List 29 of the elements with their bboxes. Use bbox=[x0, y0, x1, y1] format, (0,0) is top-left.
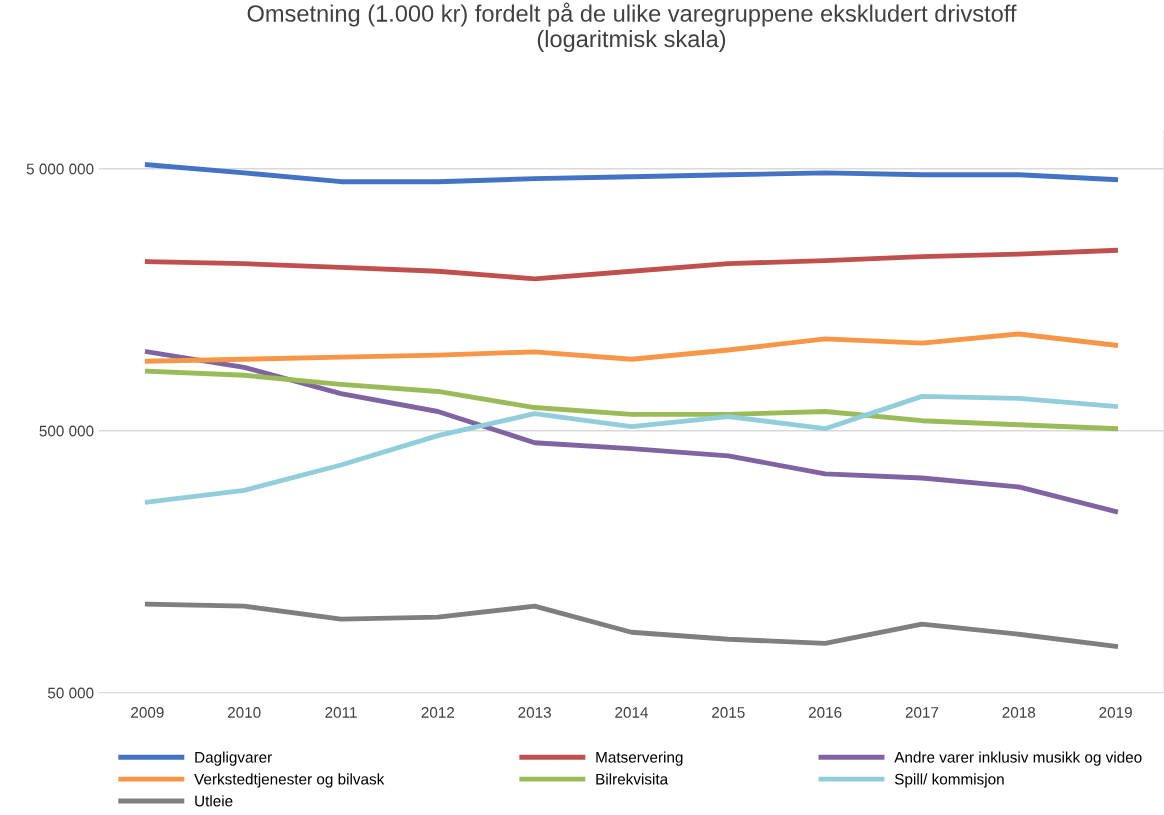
x-tick-label: 2016 bbox=[808, 707, 842, 718]
legend-label: Bilrekvisita bbox=[596, 773, 669, 785]
x-tick-label: 2010 bbox=[227, 707, 261, 718]
x-tick-label: 2018 bbox=[1002, 707, 1036, 718]
x-tick-label: 2015 bbox=[712, 707, 745, 718]
line-series bbox=[144, 162, 1119, 185]
y-tick-label: 5 000 000 bbox=[26, 163, 94, 175]
legend-label: Matservering bbox=[596, 751, 683, 766]
x-tick-label: 2014 bbox=[615, 707, 649, 718]
x-tick-label: 2012 bbox=[421, 707, 455, 718]
chart-title: Omsetning (1.000 kr) fordelt på de ulike varegruppene ekskludert drivstoff (logaritmisk skala) bbox=[247, 2, 1017, 52]
legend-label: Spill/ kommisjon bbox=[894, 773, 1004, 788]
line-series bbox=[144, 349, 1119, 514]
y-tick-label: 50 000 bbox=[47, 687, 94, 699]
x-tick-label: 2011 bbox=[325, 707, 357, 718]
legend-label: Utleie bbox=[195, 795, 233, 807]
x-tick-label: 2013 bbox=[518, 707, 551, 718]
line-series bbox=[144, 393, 1119, 505]
legend-label: Andre varer inklusiv musikk og video bbox=[894, 751, 1142, 766]
y-tick-label: 500 000 bbox=[39, 425, 94, 437]
line-series bbox=[144, 368, 1119, 432]
legend-label: Dagligvarer bbox=[195, 751, 272, 766]
line-series bbox=[144, 601, 1119, 649]
line-series bbox=[144, 247, 1119, 282]
x-tick-label: 2017 bbox=[905, 707, 939, 718]
x-tick-label: 2009 bbox=[131, 707, 164, 718]
legend-label: Verkstedtjenester og bilvask bbox=[194, 773, 385, 788]
x-tick-label: 2019 bbox=[1099, 707, 1132, 718]
line-series bbox=[144, 331, 1119, 364]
★ ★ ★ ★ ★
* _Problem details_: Rewrite the material above as a JSON list of strings, one string per line, with blank lines dropped. Leave the pictures out.

* _The response_:
[
  "List 29 of the elements with their bboxes. Use bbox=[x0, y0, x1, y1] format, (0,0) is top-left.",
  "x-tick-label: 2016 bbox=[808, 707, 842, 718]",
  "legend-label: Bilrekvisita bbox=[596, 773, 669, 785]",
  "x-tick-label: 2010 bbox=[227, 707, 261, 718]",
  "x-tick-label: 2018 bbox=[1002, 707, 1036, 718]",
  "x-tick-label: 2015 bbox=[712, 707, 745, 718]",
  "line-series bbox=[144, 162, 1119, 185]",
  "y-tick-label: 5 000 000 bbox=[26, 163, 94, 175]",
  "legend-label: Matservering bbox=[596, 751, 683, 766]",
  "x-tick-label: 2014 bbox=[615, 707, 649, 718]",
  "x-tick-label: 2012 bbox=[421, 707, 455, 718]",
  "chart-title: Omsetning (1.000 kr) fordelt på de ulike varegruppene ekskludert drivstoff (logaritmisk skala) bbox=[247, 2, 1017, 52]",
  "legend-label: Spill/ kommisjon bbox=[894, 773, 1004, 788]",
  "line-series bbox=[144, 349, 1119, 514]",
  "y-tick-label: 50 000 bbox=[47, 687, 94, 699]",
  "x-tick-label: 2011 bbox=[325, 707, 357, 718]",
  "legend-label: Utleie bbox=[195, 795, 233, 807]",
  "x-tick-label: 2013 bbox=[518, 707, 551, 718]",
  "line-series bbox=[144, 393, 1119, 505]",
  "legend-label: Andre varer inklusiv musikk og video bbox=[894, 751, 1142, 766]",
  "y-tick-label: 500 000 bbox=[39, 425, 94, 437]",
  "line-series bbox=[144, 368, 1119, 432]",
  "legend-label: Dagligvarer bbox=[195, 751, 272, 766]",
  "line-series bbox=[144, 601, 1119, 649]",
  "line-series bbox=[144, 247, 1119, 282]",
  "x-tick-label: 2017 bbox=[905, 707, 939, 718]",
  "x-tick-label: 2009 bbox=[131, 707, 164, 718]",
  "legend-label: Verkstedtjenester og bilvask bbox=[194, 773, 385, 788]",
  "x-tick-label: 2019 bbox=[1099, 707, 1132, 718]",
  "line-series bbox=[144, 331, 1119, 364]"
]